DO THIS —
Extract the full set of records, then give each one again exactly.

RECORD LIST —
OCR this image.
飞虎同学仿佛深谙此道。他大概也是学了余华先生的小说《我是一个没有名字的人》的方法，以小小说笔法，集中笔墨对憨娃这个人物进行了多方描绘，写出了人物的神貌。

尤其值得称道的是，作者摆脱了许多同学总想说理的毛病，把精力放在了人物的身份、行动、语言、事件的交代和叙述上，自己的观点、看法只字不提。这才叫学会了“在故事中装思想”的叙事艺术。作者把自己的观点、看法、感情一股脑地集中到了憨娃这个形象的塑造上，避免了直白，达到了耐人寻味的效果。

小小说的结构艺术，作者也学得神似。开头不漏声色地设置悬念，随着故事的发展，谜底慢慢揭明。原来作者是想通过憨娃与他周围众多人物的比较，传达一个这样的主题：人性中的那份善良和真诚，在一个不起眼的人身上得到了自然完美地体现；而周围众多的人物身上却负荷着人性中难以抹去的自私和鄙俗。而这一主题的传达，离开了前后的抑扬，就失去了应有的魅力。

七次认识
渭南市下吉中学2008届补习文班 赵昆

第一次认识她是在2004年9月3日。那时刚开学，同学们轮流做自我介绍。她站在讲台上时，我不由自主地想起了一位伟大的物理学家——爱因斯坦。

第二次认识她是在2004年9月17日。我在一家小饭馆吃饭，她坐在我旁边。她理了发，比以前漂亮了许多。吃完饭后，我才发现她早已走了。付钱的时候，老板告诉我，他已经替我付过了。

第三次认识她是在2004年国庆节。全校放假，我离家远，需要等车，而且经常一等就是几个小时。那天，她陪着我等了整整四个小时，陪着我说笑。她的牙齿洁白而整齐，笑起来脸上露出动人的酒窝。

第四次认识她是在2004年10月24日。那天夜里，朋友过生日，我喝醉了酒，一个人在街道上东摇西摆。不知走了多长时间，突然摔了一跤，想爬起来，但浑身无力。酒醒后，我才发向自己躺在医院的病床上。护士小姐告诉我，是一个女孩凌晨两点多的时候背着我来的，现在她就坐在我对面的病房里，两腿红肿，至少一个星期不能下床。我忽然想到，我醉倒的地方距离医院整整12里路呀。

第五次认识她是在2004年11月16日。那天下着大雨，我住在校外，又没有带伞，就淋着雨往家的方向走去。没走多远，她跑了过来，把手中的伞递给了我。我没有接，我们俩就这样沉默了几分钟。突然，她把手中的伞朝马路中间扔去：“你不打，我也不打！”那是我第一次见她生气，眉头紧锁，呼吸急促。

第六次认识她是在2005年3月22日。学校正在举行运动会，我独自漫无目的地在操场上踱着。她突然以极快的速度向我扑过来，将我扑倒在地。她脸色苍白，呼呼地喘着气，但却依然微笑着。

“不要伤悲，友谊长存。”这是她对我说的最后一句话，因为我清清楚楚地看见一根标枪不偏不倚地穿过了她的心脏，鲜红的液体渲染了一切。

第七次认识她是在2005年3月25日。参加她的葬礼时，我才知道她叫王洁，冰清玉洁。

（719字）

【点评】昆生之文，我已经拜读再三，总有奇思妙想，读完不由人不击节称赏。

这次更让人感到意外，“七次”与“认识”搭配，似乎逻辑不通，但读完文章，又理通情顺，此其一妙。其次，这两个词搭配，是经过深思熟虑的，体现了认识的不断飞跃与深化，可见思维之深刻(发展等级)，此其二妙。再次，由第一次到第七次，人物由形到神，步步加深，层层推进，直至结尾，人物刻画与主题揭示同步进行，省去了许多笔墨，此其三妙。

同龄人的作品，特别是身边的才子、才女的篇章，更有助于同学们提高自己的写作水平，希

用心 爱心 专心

TASK OUTPUT —
OCR this image.
飞虎同学仿佛深谙此道。他大概也是学了余华先生的小说《我是一个没有名字的人》的方法，以小小说笔法，集中笔墨对憨娃这个人物进行了多方描绘，写出了人物的神貌。

尤其值得称道的是，作者摆脱了许多同学总想说理的毛病，把精力放在了人物的身份、行动、语言、事件的交代和叙述上，自己的观点、看法只字不提。这才叫学会了“在故事中装思想”的叙事艺术。作者把自己的观点、看法、感情一股脑地集中到了憨娃这个形象的塑造上，避免了直白，达到了耐人寻味的效果。

小小说的结构艺术，作者也学得神似。开头不漏声色地设置悬念，随着故事的发展，谜底慢慢揭明。原来作者是想通过憨娃与他周围众多人物的比较，传达一个这样的主题：人性中的那份善良和真诚，在一个不起眼的人身上得到了自然完美地体现；而周围众多的人物身上却负荷着人性中难以抹去的自私和鄙俗。而这一主题的传达，离开了前后的抑扬，就失去了应有的魅力。

七次认识
渭南市下吉中学2008届补习文班 赵昆

第一次认识她是在2004年9月3日。那时刚开学，同学们轮流做自我介绍。她站在讲台上时，我不由自主地想起了一位伟大的物理学家——爱因斯坦。

第二次认识她是在2004年9月17日。我在一家小饭馆吃饭，她坐在我旁边。她理了发，比以前漂亮了许多。吃完饭后，我才发现她早已走了。付钱的时候，老板告诉我，他已经替我付过了。

第三次认识她是在2004年国庆节。全校放假，我离家远，需要等车，而且经常一等就是几个小时。那天，她陪着我等了整整四个小时，陪着我说笑。她的牙齿洁白而整齐，笑起来脸上露出动人的酒窝。

第四次认识她是在2004年10月24日。那天夜里，朋友过生日，我喝醉了酒，一个人在街道上东摇西摆。不知走了多长时间，突然摔了一跤，想爬起来，但浑身无力。酒醒后，我才发向自己躺在医院的病床上。护士小姐告诉我，是一个女孩凌晨两点多的时候背着我来的，现在她就坐在我对面的病房里，两腿红肿，至少一个星期不能下床。我忽然想到，我醉倒的地方距离医院整整12里路呀。

第五次认识她是在2004年11月16日。那天下着大雨，我住在校外，又没有带伞，就淋着雨往家的方向走去。没走多远，她跑了过来，把手中的伞递给了我。我没有接，我们俩就这样沉默了几分钟。突然，她把手中的伞朝马路中间扔去：“你不打，我也不打！”那是我第一次见她生气，眉头紧锁，呼吸急促。

第六次认识她是在2005年3月22日。学校正在举行运动会，我独自漫无目的地在操场上踱着。她突然以极快的速度向我扑过来，将我扑倒在地。她脸色苍白，呼呼地喘着气，但却依然微笑着。

“不要伤悲，友谊长存。”这是她对我说的最后一句话，因为我清清楚楚地看见一根标枪不偏不倚地穿过了她的心脏，鲜红的液体渲染了一切。

第七次认识她是在2005年3月25日。参加她的葬礼时，我才知道她叫王洁，冰清玉洁。

（719字）

【点评】昆生之文，我已经拜读再三，总有奇思妙想，读完不由人不击节称赏。

这次更让人感到意外，“七次”与“认识”搭配，似乎逻辑不通，但读完文章，又理通情顺，此其一妙。其次，这两个词搭配，是经过深思熟虑的，体现了认识的不断飞跃与深化，可见思维之深刻(发展等级)，此其二妙。再次，由第一次到第七次，人物由形到神，步步加深，层层推进，直至结尾，人物刻画与主题揭示同步进行，省去了许多笔墨，此其三妙。

同龄人的作品，特别是身边的才子、才女的篇章，更有助于同学们提高自己的写作水平，希

用心 爱心 专心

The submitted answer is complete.